Work required — Locate each line holding the string "заявления" and copy it.

/---

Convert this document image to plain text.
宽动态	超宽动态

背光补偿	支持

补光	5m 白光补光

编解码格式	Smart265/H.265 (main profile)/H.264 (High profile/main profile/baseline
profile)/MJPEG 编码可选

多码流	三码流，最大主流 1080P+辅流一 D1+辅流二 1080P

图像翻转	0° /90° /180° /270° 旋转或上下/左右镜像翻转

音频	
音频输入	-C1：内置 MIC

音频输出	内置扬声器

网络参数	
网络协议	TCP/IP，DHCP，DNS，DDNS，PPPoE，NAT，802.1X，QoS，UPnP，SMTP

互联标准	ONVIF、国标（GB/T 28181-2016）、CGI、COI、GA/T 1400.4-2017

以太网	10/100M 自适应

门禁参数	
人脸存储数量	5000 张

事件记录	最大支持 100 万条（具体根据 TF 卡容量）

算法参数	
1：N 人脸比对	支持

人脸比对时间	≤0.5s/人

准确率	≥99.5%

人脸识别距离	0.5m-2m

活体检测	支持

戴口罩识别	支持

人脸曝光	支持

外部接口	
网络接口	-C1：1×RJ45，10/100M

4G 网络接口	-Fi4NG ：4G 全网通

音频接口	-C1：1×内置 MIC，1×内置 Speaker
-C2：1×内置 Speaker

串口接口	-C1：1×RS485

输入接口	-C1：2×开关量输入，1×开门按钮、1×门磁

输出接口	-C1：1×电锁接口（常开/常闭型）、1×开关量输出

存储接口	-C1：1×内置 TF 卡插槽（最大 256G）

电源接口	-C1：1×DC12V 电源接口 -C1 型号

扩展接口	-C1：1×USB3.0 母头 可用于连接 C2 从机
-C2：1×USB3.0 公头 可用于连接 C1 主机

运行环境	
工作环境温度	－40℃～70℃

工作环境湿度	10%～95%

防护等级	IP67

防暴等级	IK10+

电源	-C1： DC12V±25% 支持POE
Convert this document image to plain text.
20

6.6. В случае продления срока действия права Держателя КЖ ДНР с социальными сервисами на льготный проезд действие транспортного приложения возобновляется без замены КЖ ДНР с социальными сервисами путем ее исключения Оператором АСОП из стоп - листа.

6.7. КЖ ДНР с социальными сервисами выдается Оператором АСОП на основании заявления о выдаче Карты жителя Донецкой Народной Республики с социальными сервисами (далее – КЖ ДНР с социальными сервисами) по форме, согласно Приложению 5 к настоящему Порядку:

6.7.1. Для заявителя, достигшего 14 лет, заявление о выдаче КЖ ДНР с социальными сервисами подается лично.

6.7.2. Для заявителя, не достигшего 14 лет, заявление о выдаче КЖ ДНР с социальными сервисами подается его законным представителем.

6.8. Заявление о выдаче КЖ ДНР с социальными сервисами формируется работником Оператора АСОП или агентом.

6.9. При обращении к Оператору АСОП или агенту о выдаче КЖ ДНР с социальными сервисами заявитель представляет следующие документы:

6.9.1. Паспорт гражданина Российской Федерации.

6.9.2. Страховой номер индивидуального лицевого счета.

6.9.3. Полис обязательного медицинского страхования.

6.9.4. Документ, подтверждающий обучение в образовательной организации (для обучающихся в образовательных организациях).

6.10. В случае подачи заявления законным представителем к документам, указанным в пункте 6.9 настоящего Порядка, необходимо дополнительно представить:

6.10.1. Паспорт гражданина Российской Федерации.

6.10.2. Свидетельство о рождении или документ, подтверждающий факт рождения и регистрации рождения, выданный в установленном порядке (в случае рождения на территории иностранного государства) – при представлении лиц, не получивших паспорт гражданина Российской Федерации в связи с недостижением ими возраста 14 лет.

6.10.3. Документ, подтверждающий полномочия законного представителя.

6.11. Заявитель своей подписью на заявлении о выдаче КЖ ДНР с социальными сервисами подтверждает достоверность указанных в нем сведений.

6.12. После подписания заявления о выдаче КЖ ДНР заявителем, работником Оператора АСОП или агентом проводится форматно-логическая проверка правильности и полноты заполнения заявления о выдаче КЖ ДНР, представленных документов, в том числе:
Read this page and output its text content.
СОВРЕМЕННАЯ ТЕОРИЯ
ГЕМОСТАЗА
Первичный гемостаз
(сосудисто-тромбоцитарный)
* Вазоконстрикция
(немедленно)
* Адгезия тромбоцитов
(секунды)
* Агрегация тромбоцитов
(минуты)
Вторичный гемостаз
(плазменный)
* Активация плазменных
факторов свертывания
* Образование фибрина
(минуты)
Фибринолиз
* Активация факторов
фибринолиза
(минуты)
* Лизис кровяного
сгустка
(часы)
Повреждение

\---

The response —
6.7. КЖ ДНР с социальными сервисами выдается Оператором АСОП на основании заявления о выдаче Карты жителя Донецкой Народной Республики с социальными сервисами (далее – КЖ ДНР с социальными сервисами) по форме, согласно Приложению 5 к настоящему Порядку:
6.10. В случае подачи заявления законным представителем к документам, указанным в пункте 6.9 настоящего Порядка, необходимо дополнительно представить:
6.12. После подписания заявления о выдаче КЖ ДНР заявителем, работником Оператора АСОП или агентом проводится форматно-логическая проверка правильности и полноты заполнения заявления о выдаче КЖ ДНР, представленных документов, в том числе:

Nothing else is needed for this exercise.